What to do –
Copy out, exactly as written, only the line containing "Convert this document image to plain text." and the lines after it through the end of the records.

Input data –

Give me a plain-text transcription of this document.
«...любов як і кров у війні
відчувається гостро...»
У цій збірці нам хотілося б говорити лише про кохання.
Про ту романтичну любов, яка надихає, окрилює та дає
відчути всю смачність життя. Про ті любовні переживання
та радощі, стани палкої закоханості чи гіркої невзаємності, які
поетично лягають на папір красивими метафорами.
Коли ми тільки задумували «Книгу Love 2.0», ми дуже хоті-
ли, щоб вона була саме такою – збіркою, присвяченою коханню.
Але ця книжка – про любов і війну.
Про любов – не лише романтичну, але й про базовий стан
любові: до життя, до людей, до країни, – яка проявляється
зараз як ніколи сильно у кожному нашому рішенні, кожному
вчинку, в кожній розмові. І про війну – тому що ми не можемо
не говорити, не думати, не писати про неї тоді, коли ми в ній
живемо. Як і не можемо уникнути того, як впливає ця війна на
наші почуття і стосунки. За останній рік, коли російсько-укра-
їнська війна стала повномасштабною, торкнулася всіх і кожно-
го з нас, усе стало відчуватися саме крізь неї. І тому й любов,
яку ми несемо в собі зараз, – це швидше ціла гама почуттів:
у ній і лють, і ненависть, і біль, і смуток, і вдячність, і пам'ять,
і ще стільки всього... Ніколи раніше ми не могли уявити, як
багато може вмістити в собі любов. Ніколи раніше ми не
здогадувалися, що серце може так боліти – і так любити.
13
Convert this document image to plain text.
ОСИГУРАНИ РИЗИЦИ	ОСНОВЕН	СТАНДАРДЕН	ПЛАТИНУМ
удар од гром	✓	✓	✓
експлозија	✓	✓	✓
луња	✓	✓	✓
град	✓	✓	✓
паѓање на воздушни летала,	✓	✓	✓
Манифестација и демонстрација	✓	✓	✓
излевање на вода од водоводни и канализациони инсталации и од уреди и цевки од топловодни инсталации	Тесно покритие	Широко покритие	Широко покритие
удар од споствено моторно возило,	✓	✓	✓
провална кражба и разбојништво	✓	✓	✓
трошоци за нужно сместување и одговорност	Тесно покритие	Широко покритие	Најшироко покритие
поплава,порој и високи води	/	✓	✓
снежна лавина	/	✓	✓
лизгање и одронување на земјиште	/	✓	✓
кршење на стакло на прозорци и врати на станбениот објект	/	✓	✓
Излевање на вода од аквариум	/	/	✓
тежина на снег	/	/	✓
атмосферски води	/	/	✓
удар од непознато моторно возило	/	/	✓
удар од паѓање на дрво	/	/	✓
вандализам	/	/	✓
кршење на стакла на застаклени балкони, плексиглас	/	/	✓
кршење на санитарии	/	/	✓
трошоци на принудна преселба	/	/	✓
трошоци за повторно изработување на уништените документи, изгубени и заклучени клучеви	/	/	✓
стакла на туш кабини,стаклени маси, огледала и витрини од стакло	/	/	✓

Result for this exercise –
Convert this document image to plain text.
ОСИГУРАНИ РИЗИЦИ	ОСНОВЕН	СТАНДАРДЕН	ПЛАТИНУМ
удар од гром	✓	✓	✓
експлозија	✓	✓	✓
луња	✓	✓	✓
град	✓	✓	✓
паѓање на воздушни летала,	✓	✓	✓
Манифестација и демонстрација	✓	✓	✓
излевање на вода од водоводни и канализациони инсталации и од уреди и цевки од топловодни инсталации	Тесно покритие	Широко покритие	Широко покритие
удар од споствено моторно возило,	✓	✓	✓
провална кражба и разбојништво	✓	✓	✓
трошоци за нужно сместување и одговорност	Тесно покритие	Широко покритие	Најшироко покритие
поплава,порој и високи води	/	✓	✓
снежна лавина	/	✓	✓
лизгање и одронување на земјиште	/	✓	✓
кршење на стакло на прозорци и врати на станбениот објект	/	✓	✓
Излевање на вода од аквариум	/	/	✓
тежина на снег	/	/	✓
атмосферски води	/	/	✓
удар од непознато моторно возило	/	/	✓
удар од паѓање на дрво	/	/	✓
вандализам	/	/	✓
кршење на стакла на застаклени балкони, плексиглас	/	/	✓
кршење на санитарии	/	/	✓
трошоци на принудна преселба	/	/	✓
трошоци за повторно изработување на уништените документи, изгубени и заклучени клучеви	/	/	✓
стакла на туш кабини,стаклени маси, огледала и витрини од стакло	/	/	✓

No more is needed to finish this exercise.